> _Directions_:
For every line in the records that has the word "зайцами", make a copy.

* START *

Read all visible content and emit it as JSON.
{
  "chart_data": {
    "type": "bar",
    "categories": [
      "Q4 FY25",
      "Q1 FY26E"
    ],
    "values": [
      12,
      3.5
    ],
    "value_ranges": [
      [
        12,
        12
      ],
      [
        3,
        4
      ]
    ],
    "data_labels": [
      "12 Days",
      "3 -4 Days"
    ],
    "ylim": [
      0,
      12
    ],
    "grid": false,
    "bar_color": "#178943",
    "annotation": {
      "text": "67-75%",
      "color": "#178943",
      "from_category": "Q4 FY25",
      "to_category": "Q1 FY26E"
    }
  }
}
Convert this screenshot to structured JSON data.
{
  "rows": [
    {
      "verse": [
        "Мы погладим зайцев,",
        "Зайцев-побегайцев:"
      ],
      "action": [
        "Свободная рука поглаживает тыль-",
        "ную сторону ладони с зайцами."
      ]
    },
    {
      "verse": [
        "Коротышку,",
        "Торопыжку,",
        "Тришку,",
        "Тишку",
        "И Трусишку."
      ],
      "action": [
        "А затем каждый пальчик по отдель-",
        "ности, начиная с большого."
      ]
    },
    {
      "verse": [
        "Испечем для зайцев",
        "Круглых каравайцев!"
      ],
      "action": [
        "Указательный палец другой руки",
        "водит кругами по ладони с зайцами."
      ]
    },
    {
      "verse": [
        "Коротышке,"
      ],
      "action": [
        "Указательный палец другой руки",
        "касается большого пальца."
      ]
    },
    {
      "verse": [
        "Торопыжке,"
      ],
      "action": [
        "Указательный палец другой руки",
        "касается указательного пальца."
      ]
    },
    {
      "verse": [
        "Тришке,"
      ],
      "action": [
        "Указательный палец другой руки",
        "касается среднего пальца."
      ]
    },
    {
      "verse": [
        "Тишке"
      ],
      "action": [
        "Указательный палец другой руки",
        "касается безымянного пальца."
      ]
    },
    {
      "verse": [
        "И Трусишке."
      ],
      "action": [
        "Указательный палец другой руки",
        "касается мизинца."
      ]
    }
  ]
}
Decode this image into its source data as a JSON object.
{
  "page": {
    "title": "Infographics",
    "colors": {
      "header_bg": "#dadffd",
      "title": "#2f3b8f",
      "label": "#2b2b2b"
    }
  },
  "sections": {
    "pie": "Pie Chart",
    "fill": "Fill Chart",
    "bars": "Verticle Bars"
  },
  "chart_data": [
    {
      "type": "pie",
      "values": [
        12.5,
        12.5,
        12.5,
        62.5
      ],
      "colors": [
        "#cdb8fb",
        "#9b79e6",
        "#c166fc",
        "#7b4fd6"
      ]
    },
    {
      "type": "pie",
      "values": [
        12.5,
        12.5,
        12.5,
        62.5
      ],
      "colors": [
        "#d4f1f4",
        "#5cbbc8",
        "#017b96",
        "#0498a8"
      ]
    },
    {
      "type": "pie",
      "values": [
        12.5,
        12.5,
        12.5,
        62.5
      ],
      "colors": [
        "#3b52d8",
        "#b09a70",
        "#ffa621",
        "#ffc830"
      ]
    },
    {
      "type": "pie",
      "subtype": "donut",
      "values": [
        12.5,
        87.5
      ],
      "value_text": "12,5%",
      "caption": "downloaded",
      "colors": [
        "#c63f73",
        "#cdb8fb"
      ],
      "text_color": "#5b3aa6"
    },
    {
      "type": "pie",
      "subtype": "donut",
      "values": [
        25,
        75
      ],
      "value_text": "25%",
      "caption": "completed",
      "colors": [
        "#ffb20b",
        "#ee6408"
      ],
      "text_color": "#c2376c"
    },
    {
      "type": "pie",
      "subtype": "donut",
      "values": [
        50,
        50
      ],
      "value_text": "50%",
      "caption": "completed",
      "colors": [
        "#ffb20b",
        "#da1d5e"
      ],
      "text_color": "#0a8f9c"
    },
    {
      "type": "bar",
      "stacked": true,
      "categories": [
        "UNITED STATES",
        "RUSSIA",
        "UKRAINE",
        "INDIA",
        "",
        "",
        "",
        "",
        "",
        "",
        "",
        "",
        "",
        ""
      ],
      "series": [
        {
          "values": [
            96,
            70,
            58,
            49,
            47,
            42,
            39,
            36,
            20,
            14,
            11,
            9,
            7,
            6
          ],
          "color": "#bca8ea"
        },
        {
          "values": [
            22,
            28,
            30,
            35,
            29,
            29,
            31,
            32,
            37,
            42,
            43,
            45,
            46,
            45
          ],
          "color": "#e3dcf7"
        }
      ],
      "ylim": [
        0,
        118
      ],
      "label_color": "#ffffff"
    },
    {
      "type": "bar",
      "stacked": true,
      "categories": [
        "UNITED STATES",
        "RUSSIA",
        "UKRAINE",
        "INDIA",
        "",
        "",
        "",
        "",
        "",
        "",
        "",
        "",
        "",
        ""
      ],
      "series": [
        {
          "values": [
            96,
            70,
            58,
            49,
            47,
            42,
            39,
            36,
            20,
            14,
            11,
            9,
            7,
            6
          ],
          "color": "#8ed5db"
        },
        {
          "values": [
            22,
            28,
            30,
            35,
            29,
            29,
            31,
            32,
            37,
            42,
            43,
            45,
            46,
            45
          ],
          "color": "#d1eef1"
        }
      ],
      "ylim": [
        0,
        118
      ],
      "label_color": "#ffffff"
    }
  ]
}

* END *

> _Correct output_:
        "ную сторону ладони с зайцами."
        "водит кругами по ладони с зайцами."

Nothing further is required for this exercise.